> [GOAL OF THE EXERCISE]:
Pick out every line of the entries below where "title" occurs, and copy those lines.

::: DATASET RECORDS :::

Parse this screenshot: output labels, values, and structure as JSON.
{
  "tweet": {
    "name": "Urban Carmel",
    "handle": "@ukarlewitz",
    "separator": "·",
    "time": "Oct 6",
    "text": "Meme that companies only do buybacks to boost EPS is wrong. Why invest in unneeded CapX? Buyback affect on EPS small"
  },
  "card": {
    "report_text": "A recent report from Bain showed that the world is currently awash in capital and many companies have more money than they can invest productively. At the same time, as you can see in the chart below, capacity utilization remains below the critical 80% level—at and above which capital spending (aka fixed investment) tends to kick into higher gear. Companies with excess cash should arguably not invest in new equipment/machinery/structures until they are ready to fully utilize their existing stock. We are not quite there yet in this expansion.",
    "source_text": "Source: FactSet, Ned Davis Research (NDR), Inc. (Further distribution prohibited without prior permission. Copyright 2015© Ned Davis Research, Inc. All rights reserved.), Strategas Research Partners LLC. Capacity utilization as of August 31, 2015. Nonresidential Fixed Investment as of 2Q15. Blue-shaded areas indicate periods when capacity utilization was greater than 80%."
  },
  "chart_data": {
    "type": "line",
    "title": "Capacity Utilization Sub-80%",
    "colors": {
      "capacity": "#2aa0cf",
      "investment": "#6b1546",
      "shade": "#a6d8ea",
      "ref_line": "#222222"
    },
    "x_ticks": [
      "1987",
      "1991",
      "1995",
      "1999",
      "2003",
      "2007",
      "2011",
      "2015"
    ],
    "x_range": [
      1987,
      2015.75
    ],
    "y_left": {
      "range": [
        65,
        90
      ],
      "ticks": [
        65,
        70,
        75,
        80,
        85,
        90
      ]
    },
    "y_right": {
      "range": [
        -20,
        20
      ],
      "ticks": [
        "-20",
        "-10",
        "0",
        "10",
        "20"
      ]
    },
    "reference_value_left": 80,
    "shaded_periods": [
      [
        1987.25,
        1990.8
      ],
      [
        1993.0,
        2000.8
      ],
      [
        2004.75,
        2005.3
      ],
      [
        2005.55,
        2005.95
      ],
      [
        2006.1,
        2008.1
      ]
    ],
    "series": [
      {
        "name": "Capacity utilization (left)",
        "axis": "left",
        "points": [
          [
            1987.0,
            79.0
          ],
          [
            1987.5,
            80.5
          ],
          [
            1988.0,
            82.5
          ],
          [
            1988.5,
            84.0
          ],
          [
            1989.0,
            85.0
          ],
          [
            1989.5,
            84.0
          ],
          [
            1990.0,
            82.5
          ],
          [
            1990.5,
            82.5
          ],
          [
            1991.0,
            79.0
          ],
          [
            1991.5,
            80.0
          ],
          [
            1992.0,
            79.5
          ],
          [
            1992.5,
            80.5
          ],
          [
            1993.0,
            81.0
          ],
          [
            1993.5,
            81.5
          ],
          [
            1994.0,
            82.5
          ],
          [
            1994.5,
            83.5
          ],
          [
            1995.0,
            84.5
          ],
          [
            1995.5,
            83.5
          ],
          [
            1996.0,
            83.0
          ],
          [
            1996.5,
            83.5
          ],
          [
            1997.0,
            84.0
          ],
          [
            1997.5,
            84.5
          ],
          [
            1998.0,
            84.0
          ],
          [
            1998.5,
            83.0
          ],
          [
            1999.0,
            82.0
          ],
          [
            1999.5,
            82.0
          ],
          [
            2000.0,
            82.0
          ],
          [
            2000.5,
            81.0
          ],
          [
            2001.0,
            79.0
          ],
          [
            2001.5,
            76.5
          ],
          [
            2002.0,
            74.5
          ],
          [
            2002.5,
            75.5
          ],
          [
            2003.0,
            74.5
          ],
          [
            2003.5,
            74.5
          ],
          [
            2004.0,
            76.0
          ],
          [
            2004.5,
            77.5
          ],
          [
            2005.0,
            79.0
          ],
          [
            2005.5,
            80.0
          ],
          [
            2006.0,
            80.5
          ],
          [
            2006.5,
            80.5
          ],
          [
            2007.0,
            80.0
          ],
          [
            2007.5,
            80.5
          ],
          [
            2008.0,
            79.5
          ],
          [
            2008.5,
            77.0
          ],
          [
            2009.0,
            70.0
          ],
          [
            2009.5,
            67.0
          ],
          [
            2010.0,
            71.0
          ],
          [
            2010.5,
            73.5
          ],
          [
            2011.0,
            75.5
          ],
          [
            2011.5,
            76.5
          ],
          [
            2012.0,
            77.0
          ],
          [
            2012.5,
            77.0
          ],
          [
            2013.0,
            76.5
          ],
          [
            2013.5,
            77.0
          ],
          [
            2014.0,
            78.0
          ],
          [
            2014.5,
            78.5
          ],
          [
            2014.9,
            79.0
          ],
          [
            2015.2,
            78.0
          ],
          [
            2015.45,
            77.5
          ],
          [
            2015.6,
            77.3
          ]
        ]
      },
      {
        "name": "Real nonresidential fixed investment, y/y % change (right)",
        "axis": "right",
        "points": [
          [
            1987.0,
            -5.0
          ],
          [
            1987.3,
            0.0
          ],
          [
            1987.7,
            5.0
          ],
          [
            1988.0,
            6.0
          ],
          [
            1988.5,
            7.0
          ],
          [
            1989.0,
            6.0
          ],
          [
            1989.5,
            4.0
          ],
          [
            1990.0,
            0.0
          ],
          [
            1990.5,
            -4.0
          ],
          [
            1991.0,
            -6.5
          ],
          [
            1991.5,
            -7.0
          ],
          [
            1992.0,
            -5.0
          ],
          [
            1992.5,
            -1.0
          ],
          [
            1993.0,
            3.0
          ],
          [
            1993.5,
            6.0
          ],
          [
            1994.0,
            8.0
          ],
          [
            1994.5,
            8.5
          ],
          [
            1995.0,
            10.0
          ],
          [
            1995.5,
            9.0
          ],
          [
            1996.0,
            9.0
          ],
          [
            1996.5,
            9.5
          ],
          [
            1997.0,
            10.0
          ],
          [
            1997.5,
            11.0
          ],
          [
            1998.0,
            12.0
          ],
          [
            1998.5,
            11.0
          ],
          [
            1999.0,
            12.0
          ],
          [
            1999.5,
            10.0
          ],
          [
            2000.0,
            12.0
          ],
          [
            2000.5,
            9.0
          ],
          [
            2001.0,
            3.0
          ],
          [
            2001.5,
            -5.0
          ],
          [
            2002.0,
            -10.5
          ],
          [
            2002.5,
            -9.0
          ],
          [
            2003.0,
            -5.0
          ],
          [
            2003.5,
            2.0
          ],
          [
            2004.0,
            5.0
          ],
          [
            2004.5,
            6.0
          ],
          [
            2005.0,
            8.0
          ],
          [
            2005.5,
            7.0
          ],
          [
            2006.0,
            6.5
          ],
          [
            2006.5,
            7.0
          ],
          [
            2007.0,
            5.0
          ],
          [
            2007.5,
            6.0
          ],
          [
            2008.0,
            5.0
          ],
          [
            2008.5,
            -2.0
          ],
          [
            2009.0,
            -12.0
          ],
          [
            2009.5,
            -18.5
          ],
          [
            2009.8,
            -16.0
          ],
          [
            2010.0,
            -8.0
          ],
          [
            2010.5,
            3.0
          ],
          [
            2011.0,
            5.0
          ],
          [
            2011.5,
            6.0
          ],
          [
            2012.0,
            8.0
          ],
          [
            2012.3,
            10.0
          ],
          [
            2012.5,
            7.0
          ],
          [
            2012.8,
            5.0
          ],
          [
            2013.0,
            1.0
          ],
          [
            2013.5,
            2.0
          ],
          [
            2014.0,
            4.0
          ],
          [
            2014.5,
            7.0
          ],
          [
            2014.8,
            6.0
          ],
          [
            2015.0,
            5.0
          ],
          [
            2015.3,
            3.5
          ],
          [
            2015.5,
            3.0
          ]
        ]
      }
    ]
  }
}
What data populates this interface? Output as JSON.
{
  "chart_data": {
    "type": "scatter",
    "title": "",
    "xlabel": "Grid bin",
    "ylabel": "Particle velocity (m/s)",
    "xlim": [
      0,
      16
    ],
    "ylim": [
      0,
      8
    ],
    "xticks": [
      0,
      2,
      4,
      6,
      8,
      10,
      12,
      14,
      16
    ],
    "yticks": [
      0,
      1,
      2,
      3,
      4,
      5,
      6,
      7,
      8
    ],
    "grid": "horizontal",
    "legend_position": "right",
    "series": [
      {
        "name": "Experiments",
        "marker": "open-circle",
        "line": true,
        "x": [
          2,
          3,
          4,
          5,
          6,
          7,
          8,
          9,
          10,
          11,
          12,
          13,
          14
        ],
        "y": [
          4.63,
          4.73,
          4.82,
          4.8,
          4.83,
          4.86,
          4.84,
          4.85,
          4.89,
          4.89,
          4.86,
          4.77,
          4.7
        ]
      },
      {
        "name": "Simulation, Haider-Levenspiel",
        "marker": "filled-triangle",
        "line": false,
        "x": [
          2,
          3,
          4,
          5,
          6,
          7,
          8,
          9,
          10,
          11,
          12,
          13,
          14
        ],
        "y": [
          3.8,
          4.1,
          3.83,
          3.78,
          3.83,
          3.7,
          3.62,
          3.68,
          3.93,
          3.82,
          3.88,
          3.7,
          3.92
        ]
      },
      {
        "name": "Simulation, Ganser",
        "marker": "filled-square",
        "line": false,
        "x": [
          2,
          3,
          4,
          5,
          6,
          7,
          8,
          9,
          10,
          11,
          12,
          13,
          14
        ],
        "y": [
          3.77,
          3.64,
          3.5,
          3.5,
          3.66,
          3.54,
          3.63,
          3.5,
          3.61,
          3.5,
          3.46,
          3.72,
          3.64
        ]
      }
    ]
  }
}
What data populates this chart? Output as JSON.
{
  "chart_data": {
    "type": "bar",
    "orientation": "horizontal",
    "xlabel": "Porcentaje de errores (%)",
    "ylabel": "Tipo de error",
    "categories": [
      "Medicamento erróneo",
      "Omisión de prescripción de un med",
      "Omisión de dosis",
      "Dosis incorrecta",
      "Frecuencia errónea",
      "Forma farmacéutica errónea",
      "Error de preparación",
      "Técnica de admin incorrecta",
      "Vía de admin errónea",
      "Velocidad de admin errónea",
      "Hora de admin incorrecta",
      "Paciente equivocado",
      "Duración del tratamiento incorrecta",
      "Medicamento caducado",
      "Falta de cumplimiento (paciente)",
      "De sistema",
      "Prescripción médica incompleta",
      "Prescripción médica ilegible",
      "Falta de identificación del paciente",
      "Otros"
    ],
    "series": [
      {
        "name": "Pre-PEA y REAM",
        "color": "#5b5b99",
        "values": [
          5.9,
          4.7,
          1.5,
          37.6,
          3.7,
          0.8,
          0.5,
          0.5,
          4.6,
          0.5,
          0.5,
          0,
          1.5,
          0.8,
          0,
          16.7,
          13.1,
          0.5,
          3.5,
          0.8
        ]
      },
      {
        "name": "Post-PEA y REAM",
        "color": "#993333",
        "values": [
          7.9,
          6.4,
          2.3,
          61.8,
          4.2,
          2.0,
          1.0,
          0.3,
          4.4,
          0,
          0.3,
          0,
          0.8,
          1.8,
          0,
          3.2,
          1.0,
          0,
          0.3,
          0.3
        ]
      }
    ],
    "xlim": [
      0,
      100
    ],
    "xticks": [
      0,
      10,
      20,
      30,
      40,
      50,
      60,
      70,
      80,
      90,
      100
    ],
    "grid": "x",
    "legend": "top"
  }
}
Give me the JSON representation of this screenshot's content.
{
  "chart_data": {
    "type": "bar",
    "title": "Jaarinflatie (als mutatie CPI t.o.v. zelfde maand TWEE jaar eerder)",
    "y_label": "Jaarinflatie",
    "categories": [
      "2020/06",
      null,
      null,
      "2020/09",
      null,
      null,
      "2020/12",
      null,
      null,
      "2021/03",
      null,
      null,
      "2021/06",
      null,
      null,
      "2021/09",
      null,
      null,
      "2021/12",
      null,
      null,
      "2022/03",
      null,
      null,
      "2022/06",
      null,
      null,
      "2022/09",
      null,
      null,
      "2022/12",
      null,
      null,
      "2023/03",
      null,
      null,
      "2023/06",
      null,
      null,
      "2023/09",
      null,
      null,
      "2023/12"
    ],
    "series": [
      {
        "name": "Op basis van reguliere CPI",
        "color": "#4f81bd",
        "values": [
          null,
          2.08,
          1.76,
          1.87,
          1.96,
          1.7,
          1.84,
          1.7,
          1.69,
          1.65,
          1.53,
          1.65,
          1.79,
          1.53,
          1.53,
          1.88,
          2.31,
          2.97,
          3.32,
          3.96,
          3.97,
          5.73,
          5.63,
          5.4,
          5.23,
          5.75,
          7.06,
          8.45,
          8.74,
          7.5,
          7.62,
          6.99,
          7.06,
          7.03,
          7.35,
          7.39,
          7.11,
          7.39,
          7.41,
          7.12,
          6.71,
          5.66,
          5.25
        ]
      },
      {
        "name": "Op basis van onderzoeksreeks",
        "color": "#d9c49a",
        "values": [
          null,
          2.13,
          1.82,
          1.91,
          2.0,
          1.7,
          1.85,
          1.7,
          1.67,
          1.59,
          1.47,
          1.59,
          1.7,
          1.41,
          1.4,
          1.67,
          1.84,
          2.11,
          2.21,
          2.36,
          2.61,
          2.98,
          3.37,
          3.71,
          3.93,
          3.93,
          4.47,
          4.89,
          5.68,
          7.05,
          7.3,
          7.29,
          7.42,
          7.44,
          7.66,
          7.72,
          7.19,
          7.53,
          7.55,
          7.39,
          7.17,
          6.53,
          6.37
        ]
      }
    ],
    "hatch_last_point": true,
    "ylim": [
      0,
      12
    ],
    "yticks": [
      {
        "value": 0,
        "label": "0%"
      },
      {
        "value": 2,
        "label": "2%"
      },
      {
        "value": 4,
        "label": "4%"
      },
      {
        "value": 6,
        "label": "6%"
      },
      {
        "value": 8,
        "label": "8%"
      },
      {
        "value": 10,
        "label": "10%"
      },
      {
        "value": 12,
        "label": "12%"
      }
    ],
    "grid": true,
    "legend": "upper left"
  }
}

:::

> [REPLY]:
    "title": "Capacity Utilization Sub-80%",
    "title": "",
    "title": "Jaarinflatie (als mutatie CPI t.o.v. zelfde maand TWEE jaar eerder)",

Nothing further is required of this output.